**GIVEN RECORDS**
--

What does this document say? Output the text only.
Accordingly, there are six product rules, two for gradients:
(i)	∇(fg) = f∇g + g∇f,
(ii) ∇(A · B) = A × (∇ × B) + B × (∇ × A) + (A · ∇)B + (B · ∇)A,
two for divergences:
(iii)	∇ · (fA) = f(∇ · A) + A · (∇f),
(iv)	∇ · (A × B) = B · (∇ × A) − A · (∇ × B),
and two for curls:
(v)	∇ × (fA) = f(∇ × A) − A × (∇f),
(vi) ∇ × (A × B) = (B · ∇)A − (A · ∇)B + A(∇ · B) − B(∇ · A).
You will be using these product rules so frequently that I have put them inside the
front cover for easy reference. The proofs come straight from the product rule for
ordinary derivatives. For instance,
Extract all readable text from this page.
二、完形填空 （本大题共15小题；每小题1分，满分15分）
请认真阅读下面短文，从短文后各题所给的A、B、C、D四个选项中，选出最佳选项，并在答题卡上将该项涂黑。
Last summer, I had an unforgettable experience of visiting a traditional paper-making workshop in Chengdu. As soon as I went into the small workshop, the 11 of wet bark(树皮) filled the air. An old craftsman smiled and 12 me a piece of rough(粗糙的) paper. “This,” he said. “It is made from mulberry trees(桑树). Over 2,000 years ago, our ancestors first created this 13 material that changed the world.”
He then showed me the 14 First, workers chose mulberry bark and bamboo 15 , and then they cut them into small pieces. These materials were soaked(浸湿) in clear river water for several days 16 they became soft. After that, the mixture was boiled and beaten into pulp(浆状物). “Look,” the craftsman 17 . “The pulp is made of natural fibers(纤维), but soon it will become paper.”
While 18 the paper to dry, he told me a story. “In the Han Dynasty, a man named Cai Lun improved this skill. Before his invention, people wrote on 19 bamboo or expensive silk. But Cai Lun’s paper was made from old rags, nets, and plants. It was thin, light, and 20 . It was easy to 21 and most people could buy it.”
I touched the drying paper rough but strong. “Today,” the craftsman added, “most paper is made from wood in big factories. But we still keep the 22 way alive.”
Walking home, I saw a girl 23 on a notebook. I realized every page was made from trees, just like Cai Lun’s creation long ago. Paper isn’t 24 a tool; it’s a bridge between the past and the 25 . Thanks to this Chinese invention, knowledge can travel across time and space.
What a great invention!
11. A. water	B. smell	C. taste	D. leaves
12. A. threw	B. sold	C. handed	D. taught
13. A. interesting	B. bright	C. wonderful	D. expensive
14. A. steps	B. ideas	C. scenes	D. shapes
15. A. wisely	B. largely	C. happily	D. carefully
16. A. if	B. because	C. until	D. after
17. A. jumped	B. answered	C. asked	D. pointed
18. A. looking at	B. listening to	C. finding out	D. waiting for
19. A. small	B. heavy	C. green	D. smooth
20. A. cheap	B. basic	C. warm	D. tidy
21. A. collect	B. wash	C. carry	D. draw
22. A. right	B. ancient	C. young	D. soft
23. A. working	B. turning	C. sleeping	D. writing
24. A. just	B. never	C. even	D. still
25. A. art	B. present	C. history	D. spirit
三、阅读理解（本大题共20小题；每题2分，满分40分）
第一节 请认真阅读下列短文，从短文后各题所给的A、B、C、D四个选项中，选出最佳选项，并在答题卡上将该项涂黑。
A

--

**REQUIREMENT**
Copy each line above that contains the word "What".

**FINAL RESULT**
What does this document say? Output the text only.
What a great invention!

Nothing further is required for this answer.